Stated problem: Copy each line of the data below with the word "Pelajaran".

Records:
▽
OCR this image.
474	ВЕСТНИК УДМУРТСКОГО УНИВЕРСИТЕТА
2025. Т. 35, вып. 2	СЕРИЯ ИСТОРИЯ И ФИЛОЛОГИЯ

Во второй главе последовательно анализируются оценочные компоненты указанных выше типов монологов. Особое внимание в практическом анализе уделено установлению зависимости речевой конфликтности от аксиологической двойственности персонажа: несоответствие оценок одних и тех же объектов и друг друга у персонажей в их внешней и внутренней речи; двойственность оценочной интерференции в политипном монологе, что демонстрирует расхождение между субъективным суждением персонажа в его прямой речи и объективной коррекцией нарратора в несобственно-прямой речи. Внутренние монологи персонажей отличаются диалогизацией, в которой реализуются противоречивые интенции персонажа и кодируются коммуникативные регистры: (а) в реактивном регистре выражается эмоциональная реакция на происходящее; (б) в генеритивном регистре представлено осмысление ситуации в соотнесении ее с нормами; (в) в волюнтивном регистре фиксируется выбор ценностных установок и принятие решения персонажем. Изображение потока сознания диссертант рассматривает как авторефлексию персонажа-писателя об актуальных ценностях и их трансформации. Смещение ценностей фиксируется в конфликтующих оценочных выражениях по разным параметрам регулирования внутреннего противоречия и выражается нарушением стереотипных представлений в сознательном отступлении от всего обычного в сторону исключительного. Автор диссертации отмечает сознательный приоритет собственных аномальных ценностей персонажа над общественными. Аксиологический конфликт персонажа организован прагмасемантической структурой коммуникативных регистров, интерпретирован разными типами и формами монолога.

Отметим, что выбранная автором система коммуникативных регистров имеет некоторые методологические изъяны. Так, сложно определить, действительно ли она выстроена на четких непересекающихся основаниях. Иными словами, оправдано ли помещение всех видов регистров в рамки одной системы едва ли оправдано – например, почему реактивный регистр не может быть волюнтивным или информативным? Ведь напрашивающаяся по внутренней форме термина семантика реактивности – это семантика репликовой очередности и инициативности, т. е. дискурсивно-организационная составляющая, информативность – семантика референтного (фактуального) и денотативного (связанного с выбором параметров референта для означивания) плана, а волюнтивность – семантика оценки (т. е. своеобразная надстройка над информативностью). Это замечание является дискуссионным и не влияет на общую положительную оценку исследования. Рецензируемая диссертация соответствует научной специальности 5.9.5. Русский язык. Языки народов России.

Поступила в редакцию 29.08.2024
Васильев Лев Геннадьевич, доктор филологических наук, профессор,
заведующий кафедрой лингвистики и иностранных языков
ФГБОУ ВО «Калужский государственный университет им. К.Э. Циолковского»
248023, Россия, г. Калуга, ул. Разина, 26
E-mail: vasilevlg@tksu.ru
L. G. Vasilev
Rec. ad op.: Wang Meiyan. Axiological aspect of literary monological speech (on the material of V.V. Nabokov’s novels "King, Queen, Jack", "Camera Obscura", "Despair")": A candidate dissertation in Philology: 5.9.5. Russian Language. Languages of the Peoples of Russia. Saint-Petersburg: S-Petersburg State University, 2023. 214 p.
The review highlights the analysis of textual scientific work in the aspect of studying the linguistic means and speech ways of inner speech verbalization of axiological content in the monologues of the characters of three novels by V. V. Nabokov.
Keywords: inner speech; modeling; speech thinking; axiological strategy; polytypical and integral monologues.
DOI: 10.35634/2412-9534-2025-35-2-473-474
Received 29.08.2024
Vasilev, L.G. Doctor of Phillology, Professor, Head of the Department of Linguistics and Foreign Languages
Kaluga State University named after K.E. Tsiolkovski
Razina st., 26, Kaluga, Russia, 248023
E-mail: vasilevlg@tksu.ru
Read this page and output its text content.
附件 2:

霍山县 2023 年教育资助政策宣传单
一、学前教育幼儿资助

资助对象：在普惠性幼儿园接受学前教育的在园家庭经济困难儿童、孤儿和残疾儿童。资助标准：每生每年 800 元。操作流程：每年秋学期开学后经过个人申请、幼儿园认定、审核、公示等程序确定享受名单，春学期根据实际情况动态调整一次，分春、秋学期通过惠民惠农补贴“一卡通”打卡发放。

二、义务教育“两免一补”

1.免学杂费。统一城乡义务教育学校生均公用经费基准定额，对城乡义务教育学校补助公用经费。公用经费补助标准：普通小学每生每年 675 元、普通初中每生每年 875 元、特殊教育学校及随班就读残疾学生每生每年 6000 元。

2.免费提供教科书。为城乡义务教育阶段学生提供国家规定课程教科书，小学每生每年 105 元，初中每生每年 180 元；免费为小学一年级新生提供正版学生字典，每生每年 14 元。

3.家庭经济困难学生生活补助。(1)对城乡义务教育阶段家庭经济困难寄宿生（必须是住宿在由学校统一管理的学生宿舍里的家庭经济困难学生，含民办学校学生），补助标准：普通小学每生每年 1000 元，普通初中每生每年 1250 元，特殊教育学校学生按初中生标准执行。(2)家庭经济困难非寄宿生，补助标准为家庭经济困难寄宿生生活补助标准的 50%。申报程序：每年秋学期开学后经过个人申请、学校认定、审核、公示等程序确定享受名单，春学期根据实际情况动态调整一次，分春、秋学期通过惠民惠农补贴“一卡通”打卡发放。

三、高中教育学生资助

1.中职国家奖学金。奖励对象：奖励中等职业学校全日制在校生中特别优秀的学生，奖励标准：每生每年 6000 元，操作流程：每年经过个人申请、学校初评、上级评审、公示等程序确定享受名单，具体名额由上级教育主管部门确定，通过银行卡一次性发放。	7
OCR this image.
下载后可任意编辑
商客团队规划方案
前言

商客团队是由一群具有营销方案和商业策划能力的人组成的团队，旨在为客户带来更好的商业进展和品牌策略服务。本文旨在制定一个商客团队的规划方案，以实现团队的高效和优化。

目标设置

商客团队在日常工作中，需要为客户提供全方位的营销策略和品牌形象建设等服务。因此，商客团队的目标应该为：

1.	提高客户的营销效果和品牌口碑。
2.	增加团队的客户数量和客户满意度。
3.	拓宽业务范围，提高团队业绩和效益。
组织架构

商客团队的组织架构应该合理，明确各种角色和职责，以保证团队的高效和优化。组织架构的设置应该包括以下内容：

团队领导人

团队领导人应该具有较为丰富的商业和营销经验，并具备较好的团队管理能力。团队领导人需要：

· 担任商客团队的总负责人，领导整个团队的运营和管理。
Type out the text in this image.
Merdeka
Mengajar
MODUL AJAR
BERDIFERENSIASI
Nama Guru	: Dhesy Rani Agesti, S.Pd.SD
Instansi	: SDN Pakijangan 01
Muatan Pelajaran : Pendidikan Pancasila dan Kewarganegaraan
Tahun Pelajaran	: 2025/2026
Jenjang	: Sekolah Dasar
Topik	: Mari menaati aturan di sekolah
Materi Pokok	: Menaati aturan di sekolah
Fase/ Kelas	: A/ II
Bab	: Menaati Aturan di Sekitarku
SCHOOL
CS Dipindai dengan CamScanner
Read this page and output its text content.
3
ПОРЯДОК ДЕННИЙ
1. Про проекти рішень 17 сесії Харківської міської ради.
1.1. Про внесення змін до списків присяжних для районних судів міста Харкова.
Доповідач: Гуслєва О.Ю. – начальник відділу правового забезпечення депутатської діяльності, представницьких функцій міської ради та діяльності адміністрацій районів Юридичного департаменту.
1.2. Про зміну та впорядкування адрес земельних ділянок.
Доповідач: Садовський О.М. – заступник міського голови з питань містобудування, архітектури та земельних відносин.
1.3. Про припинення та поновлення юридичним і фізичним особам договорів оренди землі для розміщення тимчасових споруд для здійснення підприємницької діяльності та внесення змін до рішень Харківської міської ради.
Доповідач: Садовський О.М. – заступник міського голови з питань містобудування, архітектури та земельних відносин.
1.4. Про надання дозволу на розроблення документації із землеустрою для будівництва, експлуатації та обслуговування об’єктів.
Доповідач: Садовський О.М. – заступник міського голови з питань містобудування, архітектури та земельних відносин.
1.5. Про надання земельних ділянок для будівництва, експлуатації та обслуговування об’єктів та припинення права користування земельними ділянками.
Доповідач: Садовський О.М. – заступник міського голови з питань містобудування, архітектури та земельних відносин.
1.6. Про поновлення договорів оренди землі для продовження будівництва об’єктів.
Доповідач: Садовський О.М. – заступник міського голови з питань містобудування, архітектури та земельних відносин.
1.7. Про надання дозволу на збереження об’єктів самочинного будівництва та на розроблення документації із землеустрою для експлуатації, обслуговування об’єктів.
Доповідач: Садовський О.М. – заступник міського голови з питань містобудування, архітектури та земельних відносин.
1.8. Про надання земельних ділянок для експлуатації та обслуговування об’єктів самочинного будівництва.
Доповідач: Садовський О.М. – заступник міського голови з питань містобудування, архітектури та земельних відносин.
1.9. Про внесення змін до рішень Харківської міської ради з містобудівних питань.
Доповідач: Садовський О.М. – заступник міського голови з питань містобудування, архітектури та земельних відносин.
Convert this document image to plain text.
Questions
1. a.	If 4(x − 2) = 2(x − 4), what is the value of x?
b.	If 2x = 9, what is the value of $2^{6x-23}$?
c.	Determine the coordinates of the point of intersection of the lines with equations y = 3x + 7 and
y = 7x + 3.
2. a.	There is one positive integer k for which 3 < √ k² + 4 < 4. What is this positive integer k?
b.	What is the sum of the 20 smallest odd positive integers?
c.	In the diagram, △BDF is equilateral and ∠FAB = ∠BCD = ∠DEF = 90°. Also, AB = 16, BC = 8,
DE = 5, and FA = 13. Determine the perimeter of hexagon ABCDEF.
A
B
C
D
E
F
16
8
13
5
△
Answer to this problem:
Muatan Pelajaran : Pendidikan Pancasila dan Kewarganegaraan
Tahun Pelajaran	: 2025/2026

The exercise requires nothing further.